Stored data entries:
-- Begin --

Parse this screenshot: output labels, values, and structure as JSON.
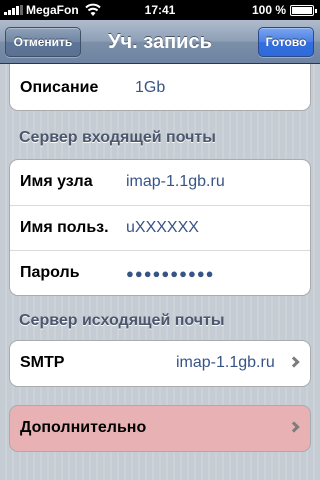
{
  "status_bar": {
    "carrier": "MegaFon",
    "time": "17:41",
    "battery": "100 %"
  },
  "nav": {
    "title": "Уч. запись",
    "cancel_label": "Отменить",
    "done_label": "Готово"
  },
  "description_row": {
    "label": "Описание",
    "value": "1Gb"
  },
  "incoming": {
    "header": "Сервер входящей почты",
    "host_label": "Имя узла",
    "host_value": "imap-1.1gb.ru",
    "user_label": "Имя польз.",
    "user_value": "uXXXXXX",
    "password_label": "Пароль",
    "password_value": "●●●●●●●●●●"
  },
  "outgoing": {
    "header": "Сервер исходящей почты",
    "smtp_label": "SMTP",
    "smtp_value": "imap-1.1gb.ru"
  },
  "advanced": {
    "label": "Дополнительно",
    "highlight_color": "#e8b2b4"
  },
  "icons": {
    "signal": "signal-bars-icon",
    "wifi": "wifi-icon",
    "battery": "battery-icon",
    "chevron": "chevron-right-icon"
  }
}
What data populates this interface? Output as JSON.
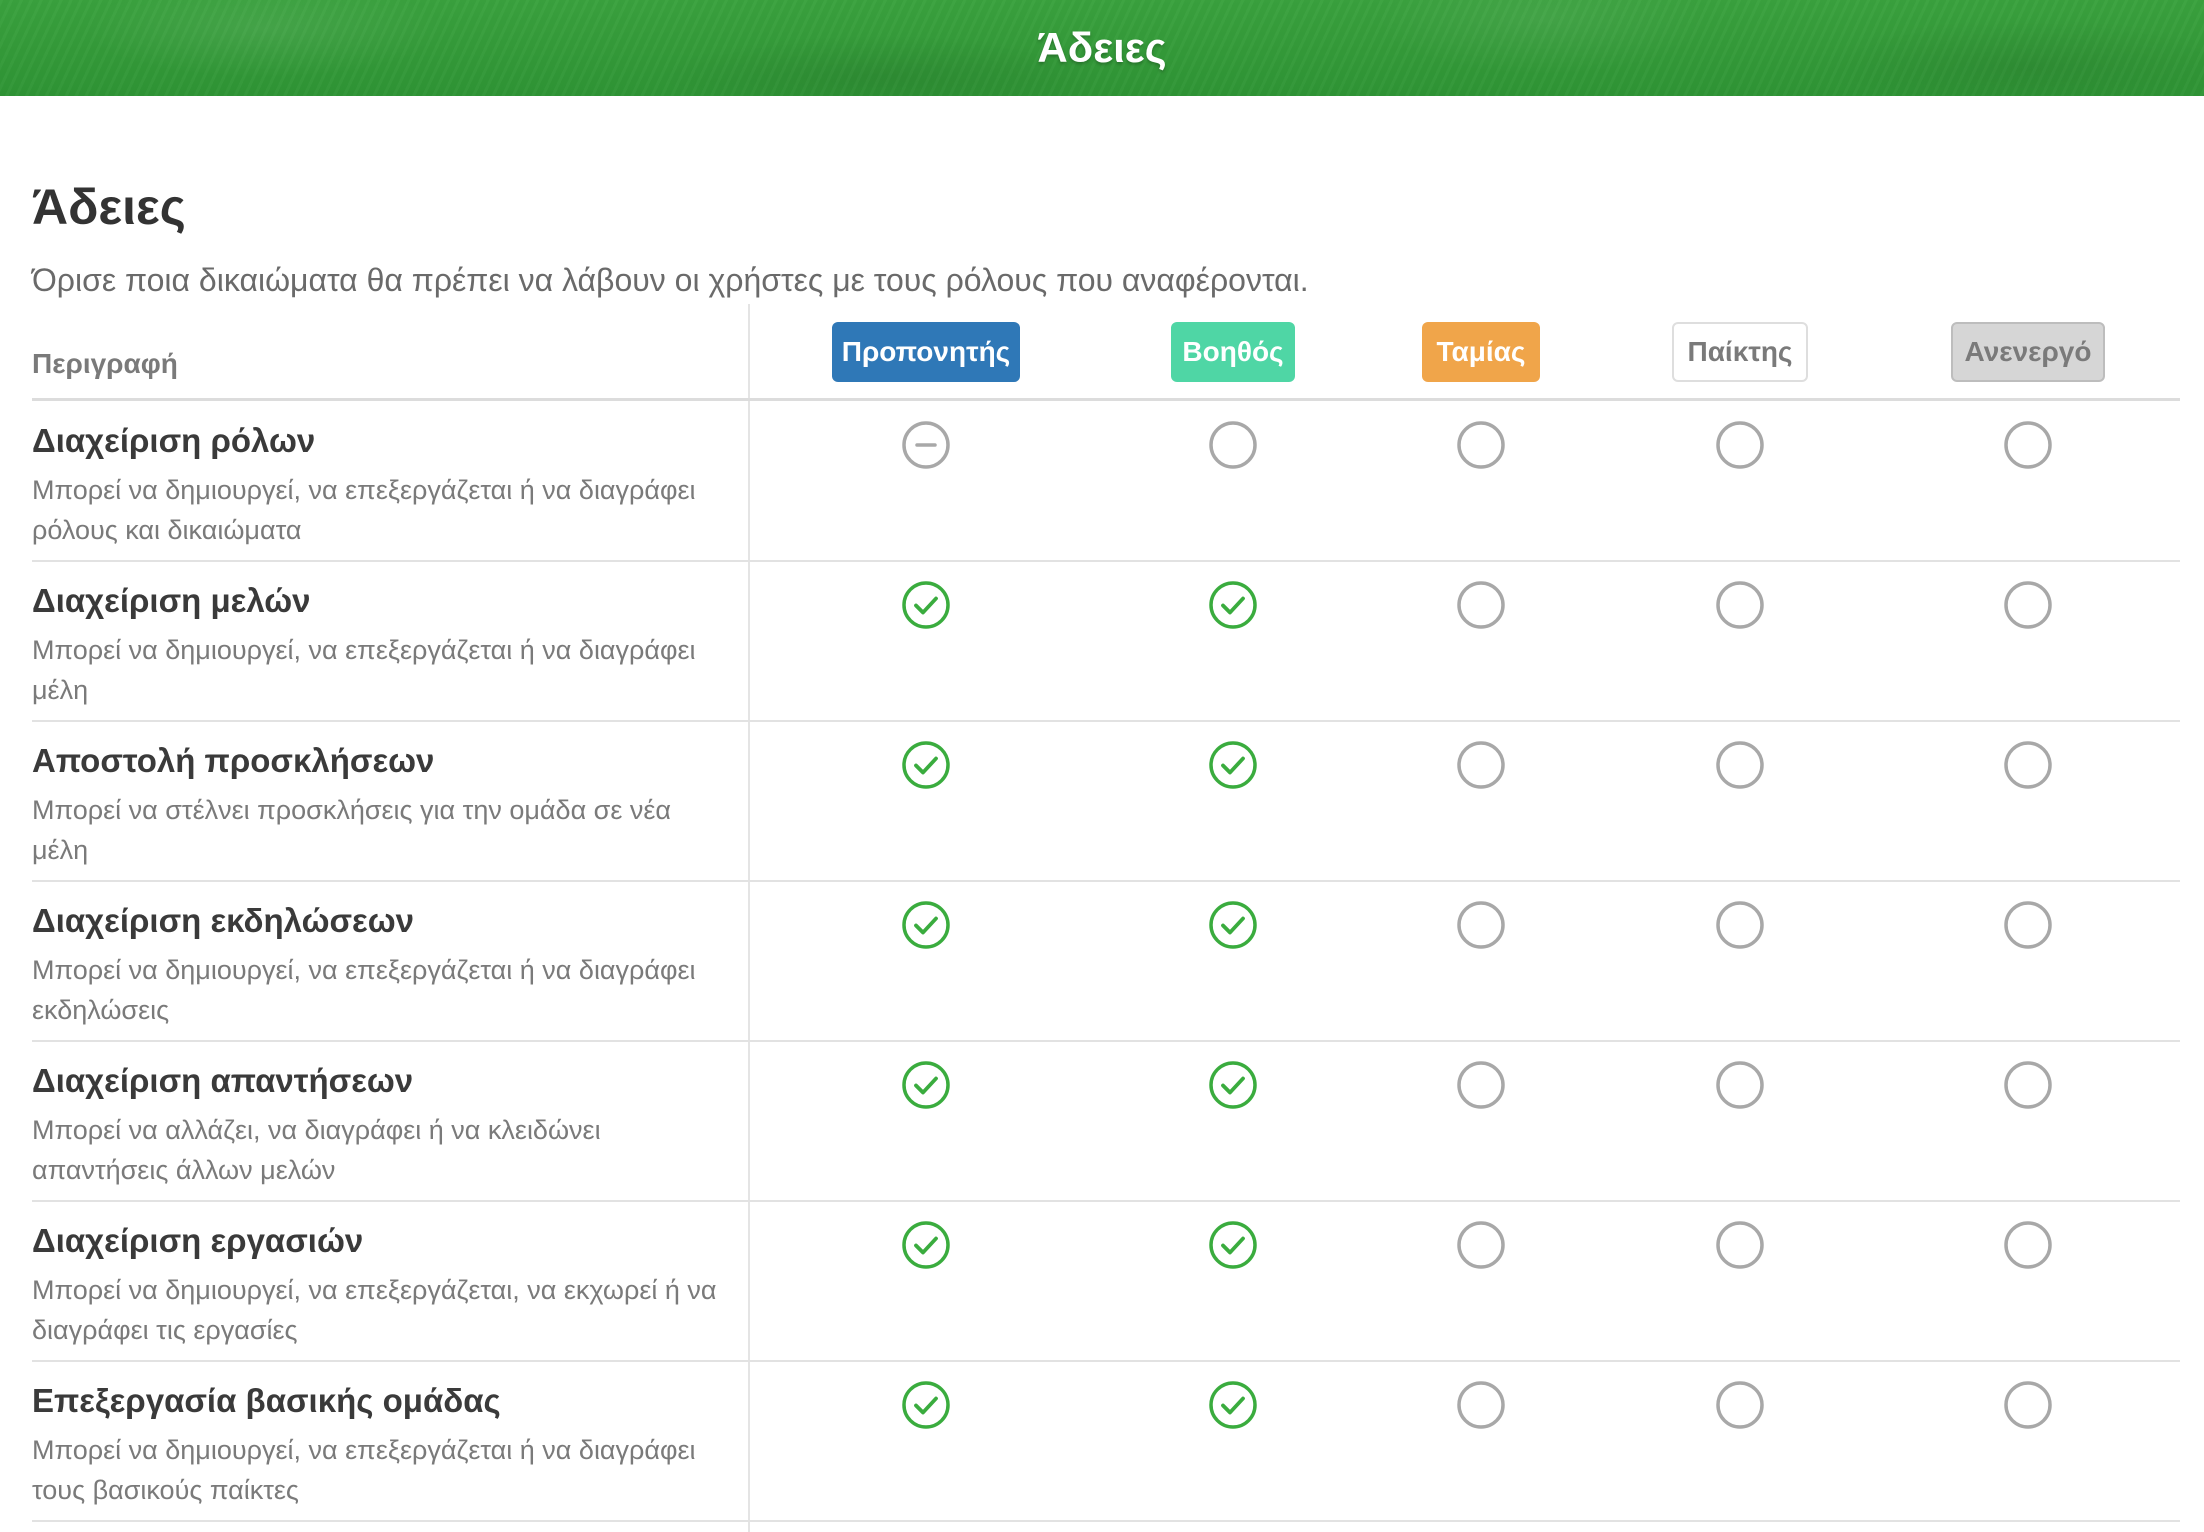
{
  "topbar": {
    "title": "Άδειες"
  },
  "page": {
    "title": "Άδειες",
    "subtitle": "Όρισε ποια δικαιώματα θα πρέπει να λάβουν οι χρήστες με τους ρόλους που αναφέρονται."
  },
  "table": {
    "description_header": "Περιγραφή",
    "roles": [
      {
        "label": "Προπονητής",
        "color": "#2f78b7"
      },
      {
        "label": "Βοηθός",
        "color": "#4fd6a5"
      },
      {
        "label": "Ταμίας",
        "color": "#f0a54a"
      },
      {
        "label": "Παίκτης",
        "color": "#ffffff"
      },
      {
        "label": "Ανενεργό",
        "color": "#d6d6d6"
      }
    ],
    "rows": [
      {
        "title": "Διαχείριση ρόλων",
        "description": "Μπορεί να δημιουργεί, να επεξεργάζεται ή να διαγράφει ρόλους και δικαιώματα",
        "states": [
          "locked",
          "off",
          "off",
          "off",
          "off"
        ]
      },
      {
        "title": "Διαχείριση μελών",
        "description": "Μπορεί να δημιουργεί, να επεξεργάζεται ή να διαγράφει μέλη",
        "states": [
          "on",
          "on",
          "off",
          "off",
          "off"
        ]
      },
      {
        "title": "Αποστολή προσκλήσεων",
        "description": "Μπορεί να στέλνει προσκλήσεις για την ομάδα σε νέα μέλη",
        "states": [
          "on",
          "on",
          "off",
          "off",
          "off"
        ]
      },
      {
        "title": "Διαχείριση εκδηλώσεων",
        "description": "Μπορεί να δημιουργεί, να επεξεργάζεται ή να διαγράφει εκδηλώσεις",
        "states": [
          "on",
          "on",
          "off",
          "off",
          "off"
        ]
      },
      {
        "title": "Διαχείριση απαντήσεων",
        "description": "Μπορεί να αλλάζει, να διαγράφει ή να κλειδώνει απαντήσεις άλλων μελών",
        "states": [
          "on",
          "on",
          "off",
          "off",
          "off"
        ]
      },
      {
        "title": "Διαχείριση εργασιών",
        "description": "Μπορεί να δημιουργεί, να επεξεργάζεται, να εκχωρεί ή να διαγράφει τις εργασίες",
        "states": [
          "on",
          "on",
          "off",
          "off",
          "off"
        ]
      },
      {
        "title": "Επεξεργασία βασικής ομάδας",
        "description": "Μπορεί να δημιουργεί, να επεξεργάζεται ή να διαγράφει τους βασικούς παίκτες",
        "states": [
          "on",
          "on",
          "off",
          "off",
          "off"
        ]
      }
    ]
  },
  "colors": {
    "check_green": "#3aac3e",
    "circle_gray": "#a8a8a8"
  }
}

-- End --

● WHAT TO PRODUCE:
Each record should be quoted exactly, with the images omitted.

● PROBLEM SOLUTION:
Parse this screenshot: output labels, values, and structure as JSON.
{
  "status_bar": {
    "carrier": "MegaFon",
    "time": "17:41",
    "battery": "100 %"
  },
  "nav": {
    "title": "Уч. запись",
    "cancel_label": "Отменить",
    "done_label": "Готово"
  },
  "description_row": {
    "label": "Описание",
    "value": "1Gb"
  },
  "incoming": {
    "header": "Сервер входящей почты",
    "host_label": "Имя узла",
    "host_value": "imap-1.1gb.ru",
    "user_label": "Имя польз.",
    "user_value": "uXXXXXX",
    "password_label": "Пароль",
    "password_value": "●●●●●●●●●●"
  },
  "outgoing": {
    "header": "Сервер исходящей почты",
    "smtp_label": "SMTP",
    "smtp_value": "imap-1.1gb.ru"
  },
  "advanced": {
    "label": "Дополнительно",
    "highlight_color": "#e8b2b4"
  },
  "icons": {
    "signal": "signal-bars-icon",
    "wifi": "wifi-icon",
    "battery": "battery-icon",
    "chevron": "chevron-right-icon"
  }
}
What data populates this interface? Output as JSON.
{
  "topbar": {
    "title": "Άδειες"
  },
  "page": {
    "title": "Άδειες",
    "subtitle": "Όρισε ποια δικαιώματα θα πρέπει να λάβουν οι χρήστες με τους ρόλους που αναφέρονται."
  },
  "table": {
    "description_header": "Περιγραφή",
    "roles": [
      {
        "label": "Προπονητής",
        "color": "#2f78b7"
      },
      {
        "label": "Βοηθός",
        "color": "#4fd6a5"
      },
      {
        "label": "Ταμίας",
        "color": "#f0a54a"
      },
      {
        "label": "Παίκτης",
        "color": "#ffffff"
      },
      {
        "label": "Ανενεργό",
        "color": "#d6d6d6"
      }
    ],
    "rows": [
      {
        "title": "Διαχείριση ρόλων",
        "description": "Μπορεί να δημιουργεί, να επεξεργάζεται ή να διαγράφει ρόλους και δικαιώματα",
        "states": [
          "locked",
          "off",
          "off",
          "off",
          "off"
        ]
      },
      {
        "title": "Διαχείριση μελών",
        "description": "Μπορεί να δημιουργεί, να επεξεργάζεται ή να διαγράφει μέλη",
        "states": [
          "on",
          "on",
          "off",
          "off",
          "off"
        ]
      },
      {
        "title": "Αποστολή προσκλήσεων",
        "description": "Μπορεί να στέλνει προσκλήσεις για την ομάδα σε νέα μέλη",
        "states": [
          "on",
          "on",
          "off",
          "off",
          "off"
        ]
      },
      {
        "title": "Διαχείριση εκδηλώσεων",
        "description": "Μπορεί να δημιουργεί, να επεξεργάζεται ή να διαγράφει εκδηλώσεις",
        "states": [
          "on",
          "on",
          "off",
          "off",
          "off"
        ]
      },
      {
        "title": "Διαχείριση απαντήσεων",
        "description": "Μπορεί να αλλάζει, να διαγράφει ή να κλειδώνει απαντήσεις άλλων μελών",
        "states": [
          "on",
          "on",
          "off",
          "off",
          "off"
        ]
      },
      {
        "title": "Διαχείριση εργασιών",
        "description": "Μπορεί να δημιουργεί, να επεξεργάζεται, να εκχωρεί ή να διαγράφει τις εργασίες",
        "states": [
          "on",
          "on",
          "off",
          "off",
          "off"
        ]
      },
      {
        "title": "Επεξεργασία βασικής ομάδας",
        "description": "Μπορεί να δημιουργεί, να επεξεργάζεται ή να διαγράφει τους βασικούς παίκτες",
        "states": [
          "on",
          "on",
          "off",
          "off",
          "off"
        ]
      }
    ]
  },
  "colors": {
    "check_green": "#3aac3e",
    "circle_gray": "#a8a8a8"
  }
}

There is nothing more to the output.